- **WHAT IS NEEDED**: Report how many lines in the records below contain the word "mass". Nothing else belongs in the answer.

┌─ DATA EXTRACTS

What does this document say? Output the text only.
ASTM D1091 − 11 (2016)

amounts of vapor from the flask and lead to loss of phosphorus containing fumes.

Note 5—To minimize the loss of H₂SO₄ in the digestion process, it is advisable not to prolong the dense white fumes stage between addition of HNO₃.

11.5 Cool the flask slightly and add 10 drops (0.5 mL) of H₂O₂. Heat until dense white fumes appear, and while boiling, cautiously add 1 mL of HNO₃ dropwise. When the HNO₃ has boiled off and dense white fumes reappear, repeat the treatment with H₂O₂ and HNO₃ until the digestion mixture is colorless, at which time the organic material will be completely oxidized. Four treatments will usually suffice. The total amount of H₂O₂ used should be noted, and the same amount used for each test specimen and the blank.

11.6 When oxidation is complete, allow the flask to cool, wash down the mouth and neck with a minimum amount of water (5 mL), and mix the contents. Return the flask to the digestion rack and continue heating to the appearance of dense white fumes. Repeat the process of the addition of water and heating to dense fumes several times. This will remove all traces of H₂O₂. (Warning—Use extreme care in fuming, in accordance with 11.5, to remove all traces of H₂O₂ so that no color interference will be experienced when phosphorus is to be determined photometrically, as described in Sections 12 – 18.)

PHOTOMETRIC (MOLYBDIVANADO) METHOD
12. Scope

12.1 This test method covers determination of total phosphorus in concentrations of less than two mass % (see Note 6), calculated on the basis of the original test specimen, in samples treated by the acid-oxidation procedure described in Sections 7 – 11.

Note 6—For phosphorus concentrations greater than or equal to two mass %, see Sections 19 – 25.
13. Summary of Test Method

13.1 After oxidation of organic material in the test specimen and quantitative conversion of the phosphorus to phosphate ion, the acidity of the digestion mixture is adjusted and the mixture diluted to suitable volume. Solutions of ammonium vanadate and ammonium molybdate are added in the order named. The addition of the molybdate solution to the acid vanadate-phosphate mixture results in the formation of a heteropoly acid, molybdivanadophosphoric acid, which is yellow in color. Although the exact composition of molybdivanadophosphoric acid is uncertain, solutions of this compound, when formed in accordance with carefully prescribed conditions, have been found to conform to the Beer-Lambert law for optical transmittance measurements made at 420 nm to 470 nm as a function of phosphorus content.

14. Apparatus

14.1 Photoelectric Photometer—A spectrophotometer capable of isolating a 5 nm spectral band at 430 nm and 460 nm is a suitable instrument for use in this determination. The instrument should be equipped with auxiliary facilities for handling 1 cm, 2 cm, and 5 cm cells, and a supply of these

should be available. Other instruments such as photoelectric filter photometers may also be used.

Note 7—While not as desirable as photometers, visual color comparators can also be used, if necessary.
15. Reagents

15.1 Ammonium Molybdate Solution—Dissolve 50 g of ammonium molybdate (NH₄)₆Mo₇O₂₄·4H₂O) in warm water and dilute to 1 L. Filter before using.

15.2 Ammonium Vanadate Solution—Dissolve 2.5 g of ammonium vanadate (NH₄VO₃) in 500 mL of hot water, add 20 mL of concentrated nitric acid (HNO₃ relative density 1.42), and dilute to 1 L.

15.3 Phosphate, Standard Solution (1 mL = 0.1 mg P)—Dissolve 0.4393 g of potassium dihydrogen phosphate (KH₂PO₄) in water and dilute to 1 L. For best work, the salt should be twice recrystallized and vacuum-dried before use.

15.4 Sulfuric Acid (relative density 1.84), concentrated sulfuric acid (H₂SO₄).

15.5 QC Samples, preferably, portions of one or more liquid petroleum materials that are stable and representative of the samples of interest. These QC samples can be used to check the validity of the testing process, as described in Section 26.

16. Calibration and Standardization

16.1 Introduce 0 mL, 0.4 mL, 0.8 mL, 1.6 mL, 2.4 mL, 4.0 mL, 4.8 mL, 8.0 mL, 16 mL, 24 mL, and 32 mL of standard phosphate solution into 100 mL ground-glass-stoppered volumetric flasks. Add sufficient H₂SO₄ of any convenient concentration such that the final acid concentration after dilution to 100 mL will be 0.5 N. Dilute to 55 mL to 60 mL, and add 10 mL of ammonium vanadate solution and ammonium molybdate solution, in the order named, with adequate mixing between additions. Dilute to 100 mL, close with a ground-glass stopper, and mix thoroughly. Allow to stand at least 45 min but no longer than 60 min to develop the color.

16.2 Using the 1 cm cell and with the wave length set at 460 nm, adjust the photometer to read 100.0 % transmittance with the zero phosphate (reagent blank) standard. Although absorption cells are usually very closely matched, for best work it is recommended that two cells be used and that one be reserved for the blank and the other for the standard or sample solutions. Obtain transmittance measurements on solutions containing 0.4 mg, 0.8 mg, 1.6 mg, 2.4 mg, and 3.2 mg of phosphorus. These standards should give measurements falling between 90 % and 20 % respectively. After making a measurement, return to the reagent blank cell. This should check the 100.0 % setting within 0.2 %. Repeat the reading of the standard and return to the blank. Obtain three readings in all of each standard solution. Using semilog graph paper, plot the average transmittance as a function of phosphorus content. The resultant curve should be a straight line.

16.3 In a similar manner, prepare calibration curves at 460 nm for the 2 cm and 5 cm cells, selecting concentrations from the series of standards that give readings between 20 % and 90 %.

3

└─

- **EXERCISE RESPONSE**: 2